**Written problem**:
Output every line exactly as written. Leave out pictures.

[Dataset items]
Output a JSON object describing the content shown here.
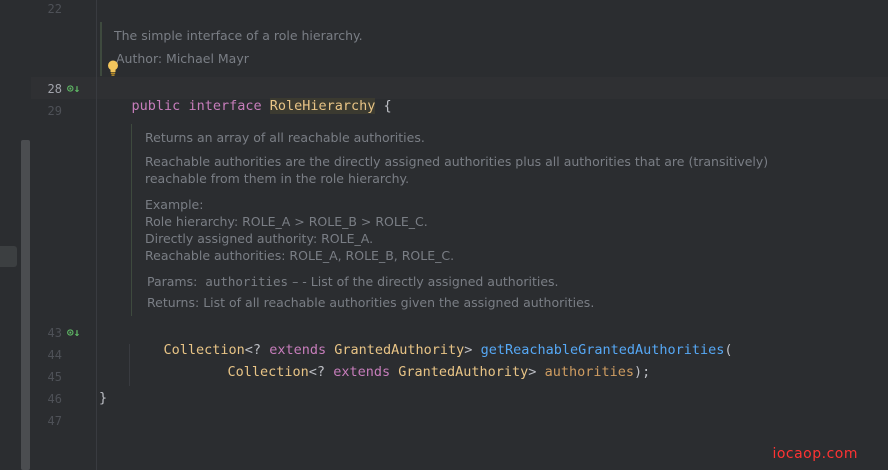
{
  "gutter": {
    "line_numbers": [
      "22",
      "28",
      "29",
      "43",
      "44",
      "45",
      "46",
      "47"
    ]
  },
  "class_doc": {
    "summary": "The simple interface of a role hierarchy.",
    "author": "Author: Michael Mayr"
  },
  "declaration": {
    "kw_public": "public",
    "kw_interface": "interface",
    "name": "RoleHierarchy",
    "brace_open": "{"
  },
  "method_doc": {
    "line1": "Returns an array of all reachable authorities.",
    "line2": "Reachable authorities are the directly assigned authorities plus all authorities that are (transitively)",
    "line3": "reachable from them in the role hierarchy.",
    "example_label": "Example:",
    "example1": "Role hierarchy: ROLE_A > ROLE_B > ROLE_C.",
    "example2": "Directly assigned authority: ROLE_A.",
    "example3": "Reachable authorities: ROLE_A, ROLE_B, ROLE_C.",
    "params_label": "Params:",
    "params_name": "authorities",
    "params_desc": " – - List of the directly assigned authorities.",
    "returns_label": "Returns:",
    "returns_desc": "List of all reachable authorities given the assigned authorities."
  },
  "method": {
    "ret_type": "Collection",
    "generic_open": "<? ",
    "kw_extends": "extends",
    "ret_elem": "GrantedAuthority",
    "generic_close": ">",
    "name": "getReachableGrantedAuthorities",
    "paren_open": "(",
    "param_type": "Collection",
    "param_elem": "GrantedAuthority",
    "param_name": "authorities",
    "param_close": ");",
    "brace_close": "}"
  },
  "watermark": "iocaop.com",
  "colors": {
    "background": "#2b2d30",
    "keyword": "#cf8e6d",
    "type": "#e8c486",
    "function": "#56a8f5",
    "doc": "#7a7e85",
    "watermark": "#ff3333"
  },
  "icons": [
    "implemented-icon",
    "lightbulb-icon"
  ]
}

**Response below**:
Output a JSON object describing the content shown here.
{
  "gutter": {
    "line_numbers": [
      "22",
      "28",
      "29",
      "43",
      "44",
      "45",
      "46",
      "47"
    ]
  },
  "class_doc": {
    "summary": "The simple interface of a role hierarchy.",
    "author": "Author: Michael Mayr"
  },
  "declaration": {
    "kw_public": "public",
    "kw_interface": "interface",
    "name": "RoleHierarchy",
    "brace_open": "{"
  },
  "method_doc": {
    "line1": "Returns an array of all reachable authorities.",
    "line2": "Reachable authorities are the directly assigned authorities plus all authorities that are (transitively)",
    "line3": "reachable from them in the role hierarchy.",
    "example_label": "Example:",
    "example1": "Role hierarchy: ROLE_A > ROLE_B > ROLE_C.",
    "example2": "Directly assigned authority: ROLE_A.",
    "example3": "Reachable authorities: ROLE_A, ROLE_B, ROLE_C.",
    "params_label": "Params:",
    "params_name": "authorities",
    "params_desc": " – - List of the directly assigned authorities.",
    "returns_label": "Returns:",
    "returns_desc": "List of all reachable authorities given the assigned authorities."
  },
  "method": {
    "ret_type": "Collection",
    "generic_open": "<? ",
    "kw_extends": "extends",
    "ret_elem": "GrantedAuthority",
    "generic_close": ">",
    "name": "getReachableGrantedAuthorities",
    "paren_open": "(",
    "param_type": "Collection",
    "param_elem": "GrantedAuthority",
    "param_name": "authorities",
    "param_close": ");",
    "brace_close": "}"
  },
  "watermark": "iocaop.com",
  "colors": {
    "background": "#2b2d30",
    "keyword": "#cf8e6d",
    "type": "#e8c486",
    "function": "#56a8f5",
    "doc": "#7a7e85",
    "watermark": "#ff3333"
  },
  "icons": [
    "implemented-icon",
    "lightbulb-icon"
  ]
}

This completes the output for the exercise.